======== Data for the task

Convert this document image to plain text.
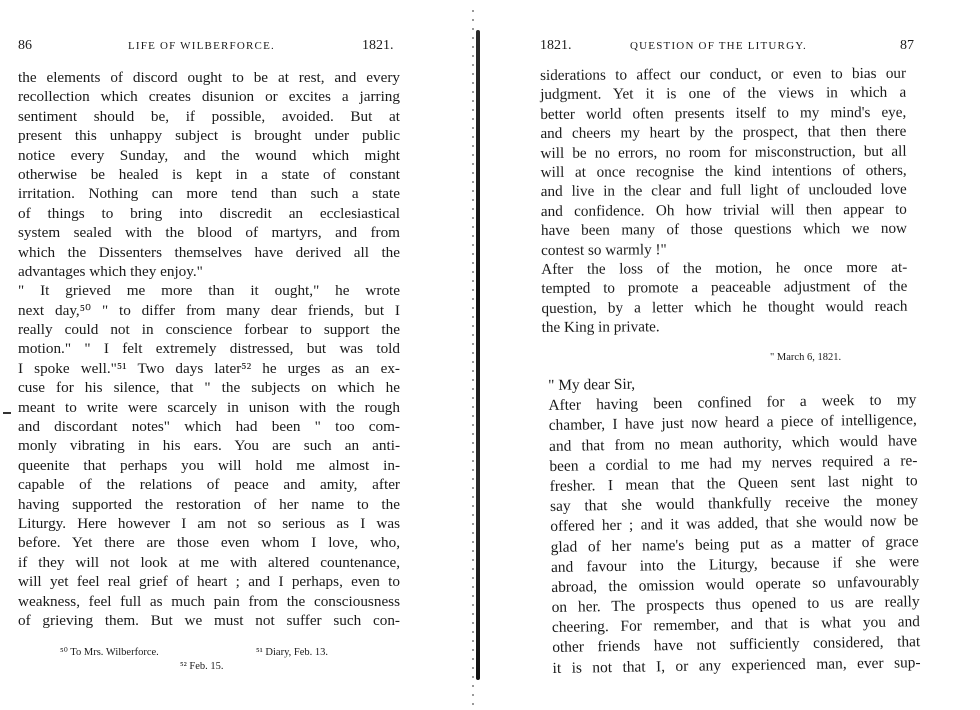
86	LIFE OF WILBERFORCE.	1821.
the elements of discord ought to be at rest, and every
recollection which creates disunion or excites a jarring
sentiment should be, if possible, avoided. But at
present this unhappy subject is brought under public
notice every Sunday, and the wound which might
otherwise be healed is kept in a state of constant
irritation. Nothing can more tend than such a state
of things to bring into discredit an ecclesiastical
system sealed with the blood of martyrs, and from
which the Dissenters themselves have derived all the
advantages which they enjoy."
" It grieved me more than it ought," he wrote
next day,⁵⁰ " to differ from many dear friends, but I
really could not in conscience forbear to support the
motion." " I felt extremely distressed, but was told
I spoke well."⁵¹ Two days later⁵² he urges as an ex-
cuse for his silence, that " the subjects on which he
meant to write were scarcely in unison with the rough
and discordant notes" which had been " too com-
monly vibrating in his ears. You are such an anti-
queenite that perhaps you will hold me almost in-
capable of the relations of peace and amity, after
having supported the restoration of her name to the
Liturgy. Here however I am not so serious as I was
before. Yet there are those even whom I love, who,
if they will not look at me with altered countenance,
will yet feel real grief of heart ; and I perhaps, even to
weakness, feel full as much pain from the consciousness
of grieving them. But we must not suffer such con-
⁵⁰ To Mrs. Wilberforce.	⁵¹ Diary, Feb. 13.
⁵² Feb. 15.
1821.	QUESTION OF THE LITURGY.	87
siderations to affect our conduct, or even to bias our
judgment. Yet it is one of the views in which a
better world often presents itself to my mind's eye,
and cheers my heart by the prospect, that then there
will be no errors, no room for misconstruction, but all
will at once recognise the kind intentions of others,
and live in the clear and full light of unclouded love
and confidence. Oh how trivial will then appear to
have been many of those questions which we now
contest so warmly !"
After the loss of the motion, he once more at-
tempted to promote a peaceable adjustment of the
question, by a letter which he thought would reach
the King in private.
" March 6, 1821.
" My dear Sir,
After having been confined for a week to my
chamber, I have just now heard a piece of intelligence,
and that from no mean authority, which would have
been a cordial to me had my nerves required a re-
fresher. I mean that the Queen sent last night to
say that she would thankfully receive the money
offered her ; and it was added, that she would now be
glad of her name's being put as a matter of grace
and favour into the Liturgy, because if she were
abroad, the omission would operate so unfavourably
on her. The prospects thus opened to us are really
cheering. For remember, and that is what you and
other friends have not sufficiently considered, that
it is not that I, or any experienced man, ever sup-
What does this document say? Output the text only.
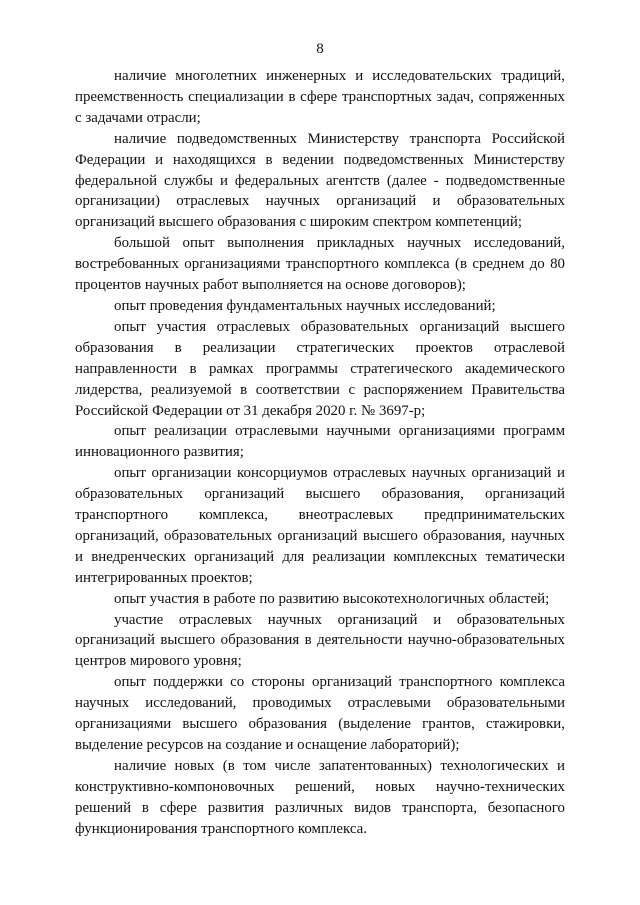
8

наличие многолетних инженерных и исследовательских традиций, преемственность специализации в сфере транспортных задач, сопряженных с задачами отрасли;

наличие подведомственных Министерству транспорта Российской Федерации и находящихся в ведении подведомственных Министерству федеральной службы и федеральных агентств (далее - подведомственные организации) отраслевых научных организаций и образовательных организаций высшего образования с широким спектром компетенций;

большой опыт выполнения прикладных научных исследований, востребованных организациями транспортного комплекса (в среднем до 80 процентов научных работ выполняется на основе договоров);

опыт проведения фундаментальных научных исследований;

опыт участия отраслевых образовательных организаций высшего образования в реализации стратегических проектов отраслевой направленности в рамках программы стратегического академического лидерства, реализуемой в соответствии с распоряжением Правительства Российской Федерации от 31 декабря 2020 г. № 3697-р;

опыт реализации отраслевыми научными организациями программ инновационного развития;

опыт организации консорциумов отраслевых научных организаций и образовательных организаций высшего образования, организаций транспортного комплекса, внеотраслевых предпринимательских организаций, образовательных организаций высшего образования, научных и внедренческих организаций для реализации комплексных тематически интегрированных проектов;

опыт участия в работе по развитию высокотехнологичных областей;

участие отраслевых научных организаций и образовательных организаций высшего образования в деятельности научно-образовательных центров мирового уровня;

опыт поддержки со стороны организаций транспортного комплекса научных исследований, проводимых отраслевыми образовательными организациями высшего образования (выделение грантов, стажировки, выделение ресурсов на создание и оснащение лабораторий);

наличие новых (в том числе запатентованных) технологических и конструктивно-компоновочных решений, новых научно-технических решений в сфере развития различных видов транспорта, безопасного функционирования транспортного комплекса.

================
======== Data for the task

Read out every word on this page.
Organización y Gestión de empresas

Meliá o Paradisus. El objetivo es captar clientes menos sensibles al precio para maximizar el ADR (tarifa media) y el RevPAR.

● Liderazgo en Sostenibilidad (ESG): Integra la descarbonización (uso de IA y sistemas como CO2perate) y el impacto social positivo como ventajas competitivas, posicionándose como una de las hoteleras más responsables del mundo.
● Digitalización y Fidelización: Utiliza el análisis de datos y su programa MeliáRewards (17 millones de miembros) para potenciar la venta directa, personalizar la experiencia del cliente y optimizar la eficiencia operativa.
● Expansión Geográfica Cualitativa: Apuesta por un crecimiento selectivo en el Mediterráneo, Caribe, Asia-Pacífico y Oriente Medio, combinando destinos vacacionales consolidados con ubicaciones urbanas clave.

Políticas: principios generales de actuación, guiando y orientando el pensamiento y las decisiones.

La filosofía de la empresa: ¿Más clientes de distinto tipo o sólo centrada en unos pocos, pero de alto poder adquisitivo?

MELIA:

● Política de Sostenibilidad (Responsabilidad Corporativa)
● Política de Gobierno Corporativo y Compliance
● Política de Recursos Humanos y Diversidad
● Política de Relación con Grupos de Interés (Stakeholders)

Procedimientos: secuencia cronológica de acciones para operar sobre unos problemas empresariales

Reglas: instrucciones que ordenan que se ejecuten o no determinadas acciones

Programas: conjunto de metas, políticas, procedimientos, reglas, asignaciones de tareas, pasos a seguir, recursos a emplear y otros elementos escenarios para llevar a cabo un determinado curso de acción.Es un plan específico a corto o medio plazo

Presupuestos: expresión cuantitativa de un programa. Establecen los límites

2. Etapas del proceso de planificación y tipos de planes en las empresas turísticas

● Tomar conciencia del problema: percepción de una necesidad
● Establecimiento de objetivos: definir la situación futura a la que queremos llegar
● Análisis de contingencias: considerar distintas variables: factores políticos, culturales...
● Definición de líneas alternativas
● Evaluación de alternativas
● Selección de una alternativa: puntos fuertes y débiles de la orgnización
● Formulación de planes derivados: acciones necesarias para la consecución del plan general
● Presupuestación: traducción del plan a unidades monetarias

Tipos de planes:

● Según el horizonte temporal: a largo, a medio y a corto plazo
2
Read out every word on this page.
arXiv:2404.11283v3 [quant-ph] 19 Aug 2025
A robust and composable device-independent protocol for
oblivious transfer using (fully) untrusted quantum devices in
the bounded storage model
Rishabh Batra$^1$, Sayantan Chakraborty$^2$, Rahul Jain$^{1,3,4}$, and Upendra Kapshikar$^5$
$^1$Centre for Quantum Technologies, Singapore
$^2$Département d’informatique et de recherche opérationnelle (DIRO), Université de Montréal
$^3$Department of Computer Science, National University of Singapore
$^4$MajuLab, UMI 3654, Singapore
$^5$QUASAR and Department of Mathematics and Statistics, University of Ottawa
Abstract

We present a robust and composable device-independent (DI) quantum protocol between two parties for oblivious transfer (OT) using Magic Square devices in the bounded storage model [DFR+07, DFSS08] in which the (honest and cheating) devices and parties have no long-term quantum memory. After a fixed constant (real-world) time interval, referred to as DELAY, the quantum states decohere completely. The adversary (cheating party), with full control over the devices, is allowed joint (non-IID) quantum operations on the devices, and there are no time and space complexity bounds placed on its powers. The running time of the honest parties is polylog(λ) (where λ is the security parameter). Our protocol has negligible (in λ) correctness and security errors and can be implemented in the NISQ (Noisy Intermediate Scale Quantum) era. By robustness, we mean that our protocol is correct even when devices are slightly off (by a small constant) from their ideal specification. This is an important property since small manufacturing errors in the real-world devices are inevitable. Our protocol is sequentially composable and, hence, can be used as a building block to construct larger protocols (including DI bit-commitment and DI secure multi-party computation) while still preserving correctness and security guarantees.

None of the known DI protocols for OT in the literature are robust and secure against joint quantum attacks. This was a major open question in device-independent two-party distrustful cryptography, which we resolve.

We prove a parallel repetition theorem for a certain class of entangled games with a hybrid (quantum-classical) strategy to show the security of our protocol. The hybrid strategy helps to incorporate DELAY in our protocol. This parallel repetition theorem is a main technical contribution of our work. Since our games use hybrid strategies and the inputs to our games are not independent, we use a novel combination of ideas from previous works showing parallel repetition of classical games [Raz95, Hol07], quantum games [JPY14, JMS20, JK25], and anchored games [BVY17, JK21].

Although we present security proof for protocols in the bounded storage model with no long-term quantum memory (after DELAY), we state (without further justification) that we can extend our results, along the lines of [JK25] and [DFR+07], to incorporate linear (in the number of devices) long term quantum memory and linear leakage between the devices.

================

**The request**
From the records above, report the count of lines containing "организации" and nothing more.

**Solution to this exercise**
2